§ **Aim of the task**
Collect all lines from the listing that include the string "press".

§ **Given records**
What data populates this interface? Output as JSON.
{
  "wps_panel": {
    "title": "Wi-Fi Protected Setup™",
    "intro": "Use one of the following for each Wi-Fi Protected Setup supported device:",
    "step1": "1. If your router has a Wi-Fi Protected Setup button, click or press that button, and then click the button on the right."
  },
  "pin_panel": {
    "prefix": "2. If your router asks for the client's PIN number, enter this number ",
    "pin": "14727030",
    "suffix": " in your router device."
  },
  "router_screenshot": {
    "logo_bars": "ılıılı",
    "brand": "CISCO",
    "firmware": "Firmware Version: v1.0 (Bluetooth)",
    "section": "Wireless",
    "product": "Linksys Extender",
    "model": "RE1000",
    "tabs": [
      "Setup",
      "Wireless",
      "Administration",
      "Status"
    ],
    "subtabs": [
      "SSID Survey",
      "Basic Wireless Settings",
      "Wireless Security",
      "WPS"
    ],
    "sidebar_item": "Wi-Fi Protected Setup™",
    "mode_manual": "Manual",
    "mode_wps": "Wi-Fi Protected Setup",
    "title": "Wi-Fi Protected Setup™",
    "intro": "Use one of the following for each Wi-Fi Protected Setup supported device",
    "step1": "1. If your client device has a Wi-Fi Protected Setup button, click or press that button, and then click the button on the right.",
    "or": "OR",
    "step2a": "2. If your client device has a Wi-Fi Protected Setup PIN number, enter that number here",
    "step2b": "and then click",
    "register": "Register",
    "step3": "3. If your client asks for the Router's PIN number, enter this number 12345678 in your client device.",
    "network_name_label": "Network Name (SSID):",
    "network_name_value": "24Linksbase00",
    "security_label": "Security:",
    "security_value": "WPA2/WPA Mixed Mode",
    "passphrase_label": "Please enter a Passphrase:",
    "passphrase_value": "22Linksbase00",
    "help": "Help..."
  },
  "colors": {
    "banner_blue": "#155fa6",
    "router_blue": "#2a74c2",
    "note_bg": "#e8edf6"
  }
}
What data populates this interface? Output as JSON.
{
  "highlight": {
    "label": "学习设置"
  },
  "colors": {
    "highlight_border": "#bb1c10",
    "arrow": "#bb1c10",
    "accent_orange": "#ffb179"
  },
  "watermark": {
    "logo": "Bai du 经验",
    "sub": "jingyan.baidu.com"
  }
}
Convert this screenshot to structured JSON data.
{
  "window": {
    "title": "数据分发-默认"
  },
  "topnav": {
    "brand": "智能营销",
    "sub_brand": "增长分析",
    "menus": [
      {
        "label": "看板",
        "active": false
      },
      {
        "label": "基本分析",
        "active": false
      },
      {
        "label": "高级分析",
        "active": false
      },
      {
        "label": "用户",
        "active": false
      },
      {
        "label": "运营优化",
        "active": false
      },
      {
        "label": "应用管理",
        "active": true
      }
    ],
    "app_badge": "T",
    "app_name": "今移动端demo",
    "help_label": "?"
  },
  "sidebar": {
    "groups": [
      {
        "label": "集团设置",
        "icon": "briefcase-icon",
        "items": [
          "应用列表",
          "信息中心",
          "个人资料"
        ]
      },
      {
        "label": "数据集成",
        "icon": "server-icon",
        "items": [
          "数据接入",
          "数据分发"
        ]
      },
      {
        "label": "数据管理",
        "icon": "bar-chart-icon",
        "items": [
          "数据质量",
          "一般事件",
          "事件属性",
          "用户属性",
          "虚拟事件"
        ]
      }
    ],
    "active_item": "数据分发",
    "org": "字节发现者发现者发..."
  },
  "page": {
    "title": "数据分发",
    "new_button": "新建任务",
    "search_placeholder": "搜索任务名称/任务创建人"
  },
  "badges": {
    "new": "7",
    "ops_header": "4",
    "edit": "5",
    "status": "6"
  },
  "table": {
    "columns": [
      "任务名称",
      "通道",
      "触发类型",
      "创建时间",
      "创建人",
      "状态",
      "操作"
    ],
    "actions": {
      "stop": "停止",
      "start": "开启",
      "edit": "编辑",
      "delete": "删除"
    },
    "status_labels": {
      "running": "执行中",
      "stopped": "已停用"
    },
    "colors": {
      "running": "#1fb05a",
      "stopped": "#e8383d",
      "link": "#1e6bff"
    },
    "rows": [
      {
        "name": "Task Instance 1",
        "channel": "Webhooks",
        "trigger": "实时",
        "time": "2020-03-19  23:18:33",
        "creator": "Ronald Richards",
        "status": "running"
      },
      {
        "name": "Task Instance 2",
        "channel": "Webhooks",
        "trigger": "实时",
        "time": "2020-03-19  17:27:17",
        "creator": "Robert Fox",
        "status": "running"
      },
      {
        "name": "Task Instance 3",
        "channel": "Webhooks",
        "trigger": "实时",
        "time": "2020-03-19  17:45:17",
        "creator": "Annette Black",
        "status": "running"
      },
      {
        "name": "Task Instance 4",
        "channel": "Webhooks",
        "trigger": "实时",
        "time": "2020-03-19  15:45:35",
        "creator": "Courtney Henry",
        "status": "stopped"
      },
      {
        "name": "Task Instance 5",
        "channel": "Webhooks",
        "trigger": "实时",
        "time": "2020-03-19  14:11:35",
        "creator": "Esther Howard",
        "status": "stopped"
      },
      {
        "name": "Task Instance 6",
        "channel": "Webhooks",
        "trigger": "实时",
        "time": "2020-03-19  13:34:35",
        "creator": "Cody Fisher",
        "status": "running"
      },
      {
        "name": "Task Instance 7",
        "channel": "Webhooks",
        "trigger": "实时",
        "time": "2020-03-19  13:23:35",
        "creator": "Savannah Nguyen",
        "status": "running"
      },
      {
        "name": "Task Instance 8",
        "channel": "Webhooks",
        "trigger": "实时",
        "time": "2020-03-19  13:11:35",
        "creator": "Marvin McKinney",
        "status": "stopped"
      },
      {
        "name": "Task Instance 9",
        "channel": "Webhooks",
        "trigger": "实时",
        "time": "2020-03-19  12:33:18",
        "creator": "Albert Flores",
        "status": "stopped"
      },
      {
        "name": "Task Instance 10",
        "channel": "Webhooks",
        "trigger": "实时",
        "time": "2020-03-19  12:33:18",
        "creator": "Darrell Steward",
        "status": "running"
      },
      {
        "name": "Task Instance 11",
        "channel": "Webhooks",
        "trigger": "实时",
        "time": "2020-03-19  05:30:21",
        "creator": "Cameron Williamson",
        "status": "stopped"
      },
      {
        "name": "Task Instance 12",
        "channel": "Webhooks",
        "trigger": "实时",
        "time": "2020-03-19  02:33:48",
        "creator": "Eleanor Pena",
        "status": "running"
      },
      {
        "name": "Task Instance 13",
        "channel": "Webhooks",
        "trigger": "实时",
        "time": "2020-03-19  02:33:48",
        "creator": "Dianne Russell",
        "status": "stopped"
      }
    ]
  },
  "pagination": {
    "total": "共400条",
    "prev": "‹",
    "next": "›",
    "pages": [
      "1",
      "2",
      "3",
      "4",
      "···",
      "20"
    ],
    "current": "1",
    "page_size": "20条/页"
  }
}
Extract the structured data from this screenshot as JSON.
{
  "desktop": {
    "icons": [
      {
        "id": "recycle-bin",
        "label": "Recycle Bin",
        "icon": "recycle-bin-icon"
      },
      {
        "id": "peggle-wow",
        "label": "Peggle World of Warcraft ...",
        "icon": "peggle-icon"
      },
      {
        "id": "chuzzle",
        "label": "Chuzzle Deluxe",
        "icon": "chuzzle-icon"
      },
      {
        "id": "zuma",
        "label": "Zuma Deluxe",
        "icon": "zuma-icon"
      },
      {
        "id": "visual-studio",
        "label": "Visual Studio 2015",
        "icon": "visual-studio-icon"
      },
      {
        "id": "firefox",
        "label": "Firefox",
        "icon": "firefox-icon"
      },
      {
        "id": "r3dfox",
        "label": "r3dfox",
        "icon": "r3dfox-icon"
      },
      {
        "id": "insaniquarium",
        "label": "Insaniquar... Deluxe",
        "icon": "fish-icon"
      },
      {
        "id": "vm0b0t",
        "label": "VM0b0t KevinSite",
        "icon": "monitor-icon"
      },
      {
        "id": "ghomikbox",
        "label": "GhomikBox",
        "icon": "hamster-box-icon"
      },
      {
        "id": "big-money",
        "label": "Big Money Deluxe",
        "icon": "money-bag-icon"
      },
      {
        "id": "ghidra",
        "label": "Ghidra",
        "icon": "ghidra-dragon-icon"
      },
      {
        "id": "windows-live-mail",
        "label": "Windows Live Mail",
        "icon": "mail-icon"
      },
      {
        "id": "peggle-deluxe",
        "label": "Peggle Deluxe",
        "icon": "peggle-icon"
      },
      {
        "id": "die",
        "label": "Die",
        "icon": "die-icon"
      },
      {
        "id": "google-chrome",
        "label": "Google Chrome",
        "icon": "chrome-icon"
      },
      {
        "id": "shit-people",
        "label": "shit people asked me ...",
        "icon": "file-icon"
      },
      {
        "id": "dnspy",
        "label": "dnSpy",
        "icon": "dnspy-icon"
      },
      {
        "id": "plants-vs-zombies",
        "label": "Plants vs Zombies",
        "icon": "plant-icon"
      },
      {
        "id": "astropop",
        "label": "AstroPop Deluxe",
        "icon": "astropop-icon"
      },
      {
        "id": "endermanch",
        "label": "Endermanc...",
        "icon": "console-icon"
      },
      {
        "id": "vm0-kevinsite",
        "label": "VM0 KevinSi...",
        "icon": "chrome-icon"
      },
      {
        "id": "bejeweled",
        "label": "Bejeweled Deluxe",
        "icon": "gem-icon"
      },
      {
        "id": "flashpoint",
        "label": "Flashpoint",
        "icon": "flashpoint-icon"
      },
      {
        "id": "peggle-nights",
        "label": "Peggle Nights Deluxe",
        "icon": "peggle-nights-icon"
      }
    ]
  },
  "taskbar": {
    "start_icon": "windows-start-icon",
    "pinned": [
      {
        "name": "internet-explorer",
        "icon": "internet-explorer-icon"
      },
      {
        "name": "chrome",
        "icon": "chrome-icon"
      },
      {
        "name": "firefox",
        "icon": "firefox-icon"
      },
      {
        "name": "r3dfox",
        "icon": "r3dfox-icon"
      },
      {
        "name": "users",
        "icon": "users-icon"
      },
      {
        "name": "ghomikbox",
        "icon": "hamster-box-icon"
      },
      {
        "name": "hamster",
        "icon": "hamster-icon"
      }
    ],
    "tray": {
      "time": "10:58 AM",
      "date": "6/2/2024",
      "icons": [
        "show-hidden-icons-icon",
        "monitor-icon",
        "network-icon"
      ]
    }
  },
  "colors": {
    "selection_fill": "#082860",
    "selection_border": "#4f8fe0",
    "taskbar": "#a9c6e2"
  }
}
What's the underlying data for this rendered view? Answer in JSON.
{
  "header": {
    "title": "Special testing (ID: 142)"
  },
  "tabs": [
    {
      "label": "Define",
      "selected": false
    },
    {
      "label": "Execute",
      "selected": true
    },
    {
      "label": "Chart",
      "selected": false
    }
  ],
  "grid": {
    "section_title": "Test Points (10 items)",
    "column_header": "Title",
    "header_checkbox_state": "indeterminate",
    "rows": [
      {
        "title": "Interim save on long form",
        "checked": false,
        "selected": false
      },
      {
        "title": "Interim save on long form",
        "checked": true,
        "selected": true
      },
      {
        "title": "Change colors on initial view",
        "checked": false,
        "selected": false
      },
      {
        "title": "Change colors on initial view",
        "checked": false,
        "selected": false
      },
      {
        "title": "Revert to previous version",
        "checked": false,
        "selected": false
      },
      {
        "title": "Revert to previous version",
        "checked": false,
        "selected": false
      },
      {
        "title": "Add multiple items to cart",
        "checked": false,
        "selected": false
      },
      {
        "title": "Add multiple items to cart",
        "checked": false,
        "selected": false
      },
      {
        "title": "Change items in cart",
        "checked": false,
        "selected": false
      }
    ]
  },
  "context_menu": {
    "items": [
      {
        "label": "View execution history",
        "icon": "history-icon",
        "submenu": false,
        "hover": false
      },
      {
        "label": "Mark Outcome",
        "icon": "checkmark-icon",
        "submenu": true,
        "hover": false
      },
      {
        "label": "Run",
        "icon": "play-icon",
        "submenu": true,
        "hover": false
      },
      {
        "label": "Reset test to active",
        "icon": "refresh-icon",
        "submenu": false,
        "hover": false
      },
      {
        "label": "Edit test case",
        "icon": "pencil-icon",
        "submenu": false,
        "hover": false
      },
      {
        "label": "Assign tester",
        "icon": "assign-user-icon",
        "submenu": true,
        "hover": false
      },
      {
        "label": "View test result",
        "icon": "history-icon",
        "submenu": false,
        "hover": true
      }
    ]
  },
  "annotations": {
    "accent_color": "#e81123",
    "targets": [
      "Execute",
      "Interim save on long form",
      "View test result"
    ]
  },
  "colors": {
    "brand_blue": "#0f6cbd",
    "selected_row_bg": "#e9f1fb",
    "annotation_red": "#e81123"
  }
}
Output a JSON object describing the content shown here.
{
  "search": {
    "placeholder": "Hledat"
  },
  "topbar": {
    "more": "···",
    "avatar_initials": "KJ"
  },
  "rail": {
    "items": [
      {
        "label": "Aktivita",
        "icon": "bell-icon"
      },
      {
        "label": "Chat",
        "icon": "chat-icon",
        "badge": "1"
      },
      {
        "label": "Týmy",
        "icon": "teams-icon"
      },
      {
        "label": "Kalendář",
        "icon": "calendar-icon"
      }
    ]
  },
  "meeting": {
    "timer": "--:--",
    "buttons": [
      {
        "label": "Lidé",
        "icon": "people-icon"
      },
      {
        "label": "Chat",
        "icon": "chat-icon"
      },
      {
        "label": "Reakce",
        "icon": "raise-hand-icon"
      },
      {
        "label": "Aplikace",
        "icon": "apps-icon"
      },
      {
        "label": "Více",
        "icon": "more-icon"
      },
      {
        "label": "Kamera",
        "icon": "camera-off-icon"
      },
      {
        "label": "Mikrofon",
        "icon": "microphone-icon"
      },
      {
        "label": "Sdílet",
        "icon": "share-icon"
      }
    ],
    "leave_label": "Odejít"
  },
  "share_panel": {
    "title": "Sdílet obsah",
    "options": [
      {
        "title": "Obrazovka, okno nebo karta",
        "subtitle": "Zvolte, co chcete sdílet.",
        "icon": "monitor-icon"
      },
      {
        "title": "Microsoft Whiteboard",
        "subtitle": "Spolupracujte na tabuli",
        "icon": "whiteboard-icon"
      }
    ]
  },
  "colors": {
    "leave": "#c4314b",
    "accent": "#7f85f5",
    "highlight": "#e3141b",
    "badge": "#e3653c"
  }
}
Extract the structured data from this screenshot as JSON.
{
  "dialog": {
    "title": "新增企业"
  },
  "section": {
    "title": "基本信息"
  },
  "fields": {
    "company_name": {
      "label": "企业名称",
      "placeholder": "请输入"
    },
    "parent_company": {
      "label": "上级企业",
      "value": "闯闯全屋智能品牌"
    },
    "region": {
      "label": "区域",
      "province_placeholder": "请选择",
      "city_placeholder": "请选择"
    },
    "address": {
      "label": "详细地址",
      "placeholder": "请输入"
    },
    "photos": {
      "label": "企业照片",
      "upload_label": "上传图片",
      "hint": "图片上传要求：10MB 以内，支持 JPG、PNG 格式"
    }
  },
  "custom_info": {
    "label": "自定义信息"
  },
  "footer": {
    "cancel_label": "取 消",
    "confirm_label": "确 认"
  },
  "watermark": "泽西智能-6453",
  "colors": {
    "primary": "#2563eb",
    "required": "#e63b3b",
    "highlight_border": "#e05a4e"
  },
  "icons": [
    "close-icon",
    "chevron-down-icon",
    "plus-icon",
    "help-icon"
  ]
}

§ **Full output**
    "step1": "1. If your router has a Wi-Fi Protected Setup button, click or press that button, and then click the button on the right."
    "step1": "1. If your client device has a Wi-Fi Protected Setup button, click or press that button, and then click the button on the right.",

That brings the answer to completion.